→ STATED TASK:
Write out every line below that includes the word "caption".

→ RECORDS SHOWN:
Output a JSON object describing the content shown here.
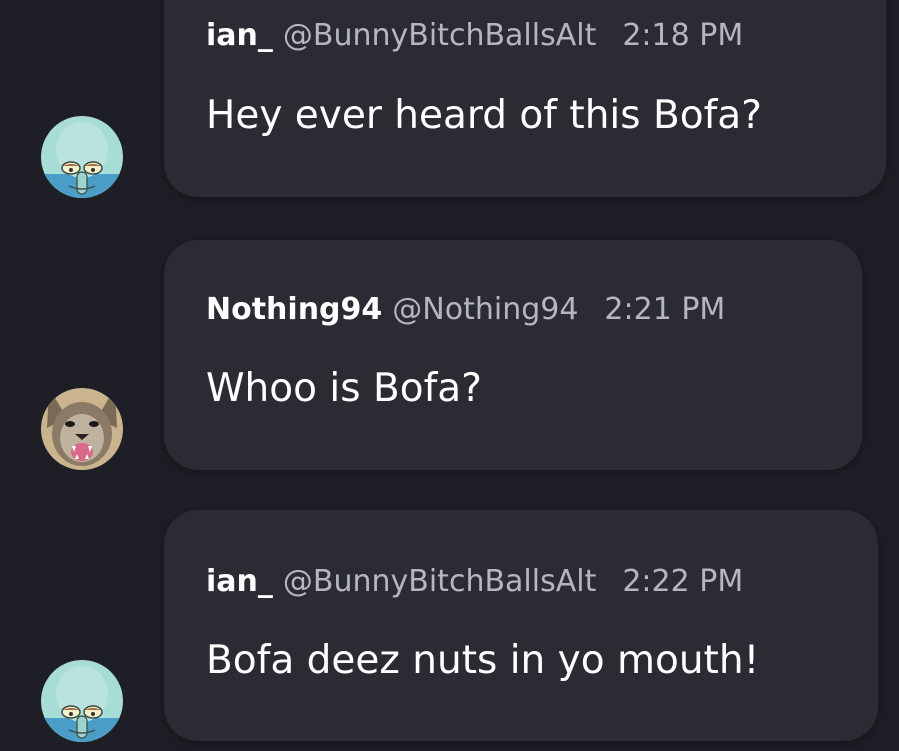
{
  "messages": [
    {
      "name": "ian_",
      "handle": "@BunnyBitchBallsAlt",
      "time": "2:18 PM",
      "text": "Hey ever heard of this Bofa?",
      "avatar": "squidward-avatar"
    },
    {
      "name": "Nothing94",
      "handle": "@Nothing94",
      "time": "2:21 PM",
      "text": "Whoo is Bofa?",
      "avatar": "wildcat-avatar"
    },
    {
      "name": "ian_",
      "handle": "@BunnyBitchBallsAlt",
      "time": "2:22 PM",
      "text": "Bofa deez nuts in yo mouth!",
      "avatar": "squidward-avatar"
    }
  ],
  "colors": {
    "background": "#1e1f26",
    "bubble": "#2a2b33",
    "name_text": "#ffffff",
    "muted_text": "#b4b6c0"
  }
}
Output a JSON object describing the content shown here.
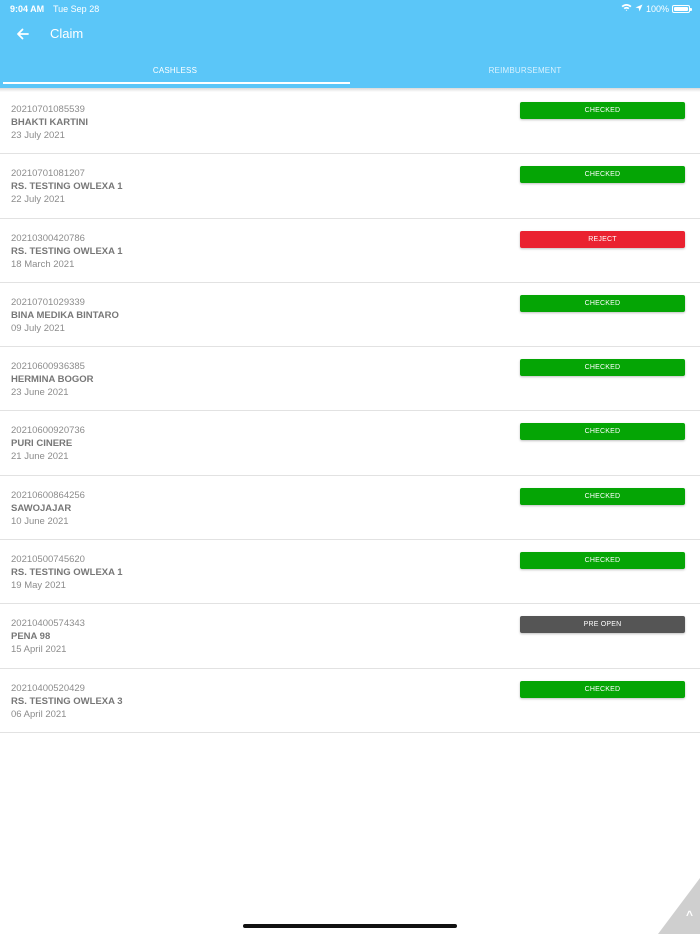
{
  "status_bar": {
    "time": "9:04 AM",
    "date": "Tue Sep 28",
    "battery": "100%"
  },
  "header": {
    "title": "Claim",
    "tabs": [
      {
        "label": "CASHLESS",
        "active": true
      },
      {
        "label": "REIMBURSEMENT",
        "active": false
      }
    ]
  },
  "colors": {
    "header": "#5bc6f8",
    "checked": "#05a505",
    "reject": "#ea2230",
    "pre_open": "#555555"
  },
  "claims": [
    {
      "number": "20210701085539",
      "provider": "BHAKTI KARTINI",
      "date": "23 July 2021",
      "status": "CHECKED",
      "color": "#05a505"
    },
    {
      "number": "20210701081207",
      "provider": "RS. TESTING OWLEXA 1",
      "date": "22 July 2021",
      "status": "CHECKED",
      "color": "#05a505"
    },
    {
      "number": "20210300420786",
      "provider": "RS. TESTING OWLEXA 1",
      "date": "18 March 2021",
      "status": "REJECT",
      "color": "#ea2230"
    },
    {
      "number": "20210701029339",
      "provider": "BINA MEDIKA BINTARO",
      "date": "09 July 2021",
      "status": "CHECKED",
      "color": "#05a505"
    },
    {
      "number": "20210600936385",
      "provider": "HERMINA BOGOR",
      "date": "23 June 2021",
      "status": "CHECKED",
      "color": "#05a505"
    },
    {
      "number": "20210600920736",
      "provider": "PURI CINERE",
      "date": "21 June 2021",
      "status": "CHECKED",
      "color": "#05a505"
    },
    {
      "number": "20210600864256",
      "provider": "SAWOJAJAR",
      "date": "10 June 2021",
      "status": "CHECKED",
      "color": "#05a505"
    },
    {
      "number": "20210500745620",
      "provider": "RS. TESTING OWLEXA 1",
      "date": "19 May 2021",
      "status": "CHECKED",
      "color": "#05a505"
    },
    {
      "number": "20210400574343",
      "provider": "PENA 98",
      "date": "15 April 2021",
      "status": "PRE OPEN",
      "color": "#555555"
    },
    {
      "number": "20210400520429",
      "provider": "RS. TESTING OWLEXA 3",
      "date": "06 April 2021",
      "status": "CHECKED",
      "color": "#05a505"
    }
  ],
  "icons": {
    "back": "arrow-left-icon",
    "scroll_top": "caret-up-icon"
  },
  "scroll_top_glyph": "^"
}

--

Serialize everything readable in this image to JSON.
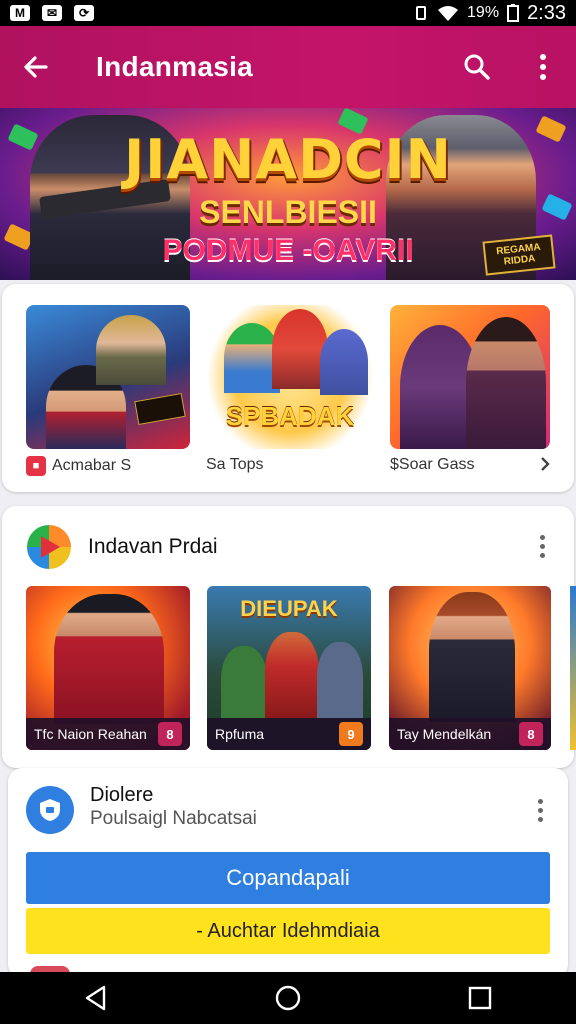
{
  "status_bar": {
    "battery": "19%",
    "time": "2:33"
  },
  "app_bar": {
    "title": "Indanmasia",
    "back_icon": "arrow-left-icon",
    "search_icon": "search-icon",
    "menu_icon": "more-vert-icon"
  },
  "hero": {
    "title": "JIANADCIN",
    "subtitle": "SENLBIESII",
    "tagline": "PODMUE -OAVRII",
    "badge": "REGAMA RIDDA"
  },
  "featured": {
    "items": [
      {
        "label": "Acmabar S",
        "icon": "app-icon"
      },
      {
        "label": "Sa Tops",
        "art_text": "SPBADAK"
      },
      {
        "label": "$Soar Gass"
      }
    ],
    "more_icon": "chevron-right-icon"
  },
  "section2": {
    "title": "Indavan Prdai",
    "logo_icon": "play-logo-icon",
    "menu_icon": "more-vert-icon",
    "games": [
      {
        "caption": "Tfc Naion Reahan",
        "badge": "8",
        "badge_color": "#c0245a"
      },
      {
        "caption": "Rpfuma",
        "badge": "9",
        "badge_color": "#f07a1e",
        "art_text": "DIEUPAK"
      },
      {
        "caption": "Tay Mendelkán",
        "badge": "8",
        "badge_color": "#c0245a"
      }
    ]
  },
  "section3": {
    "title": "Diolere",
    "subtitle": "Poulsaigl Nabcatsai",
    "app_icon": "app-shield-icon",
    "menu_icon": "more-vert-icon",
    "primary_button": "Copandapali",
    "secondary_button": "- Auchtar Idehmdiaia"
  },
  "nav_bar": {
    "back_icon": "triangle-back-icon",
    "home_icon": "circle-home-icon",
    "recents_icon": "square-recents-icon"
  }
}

==

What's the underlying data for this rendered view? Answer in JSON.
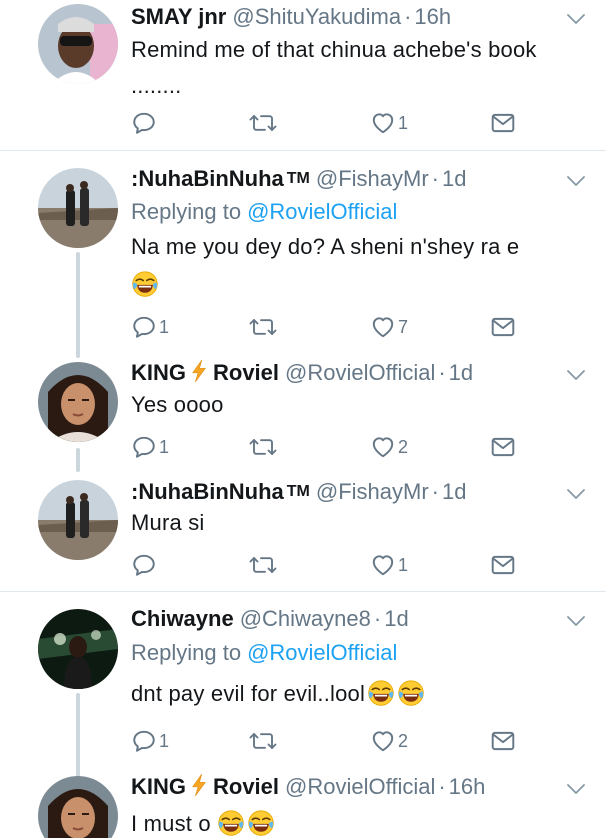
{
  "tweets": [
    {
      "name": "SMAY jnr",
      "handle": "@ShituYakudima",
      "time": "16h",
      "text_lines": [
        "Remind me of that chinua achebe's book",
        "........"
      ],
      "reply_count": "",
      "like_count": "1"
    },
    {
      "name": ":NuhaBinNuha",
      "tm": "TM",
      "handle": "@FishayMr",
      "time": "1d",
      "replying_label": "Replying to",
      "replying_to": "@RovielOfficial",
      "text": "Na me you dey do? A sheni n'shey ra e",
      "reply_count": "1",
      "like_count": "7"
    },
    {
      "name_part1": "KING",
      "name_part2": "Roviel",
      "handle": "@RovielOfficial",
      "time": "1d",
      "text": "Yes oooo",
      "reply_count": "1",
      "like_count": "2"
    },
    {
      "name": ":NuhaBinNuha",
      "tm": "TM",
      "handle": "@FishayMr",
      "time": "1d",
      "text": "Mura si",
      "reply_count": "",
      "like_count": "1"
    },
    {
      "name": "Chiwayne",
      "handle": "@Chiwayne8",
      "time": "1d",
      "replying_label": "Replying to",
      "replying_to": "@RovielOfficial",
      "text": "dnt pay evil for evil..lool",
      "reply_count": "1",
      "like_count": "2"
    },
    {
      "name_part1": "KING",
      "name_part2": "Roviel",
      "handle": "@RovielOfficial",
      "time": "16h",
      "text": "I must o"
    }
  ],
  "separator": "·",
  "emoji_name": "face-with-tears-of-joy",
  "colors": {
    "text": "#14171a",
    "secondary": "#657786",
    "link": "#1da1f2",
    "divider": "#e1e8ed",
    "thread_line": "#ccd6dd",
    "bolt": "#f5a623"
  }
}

→ RESULT OF THE EXERCISE:
        "caption": "Tfc Naion Reahan",
        "caption": "Rpfuma",
        "caption": "Tay Mendelkán",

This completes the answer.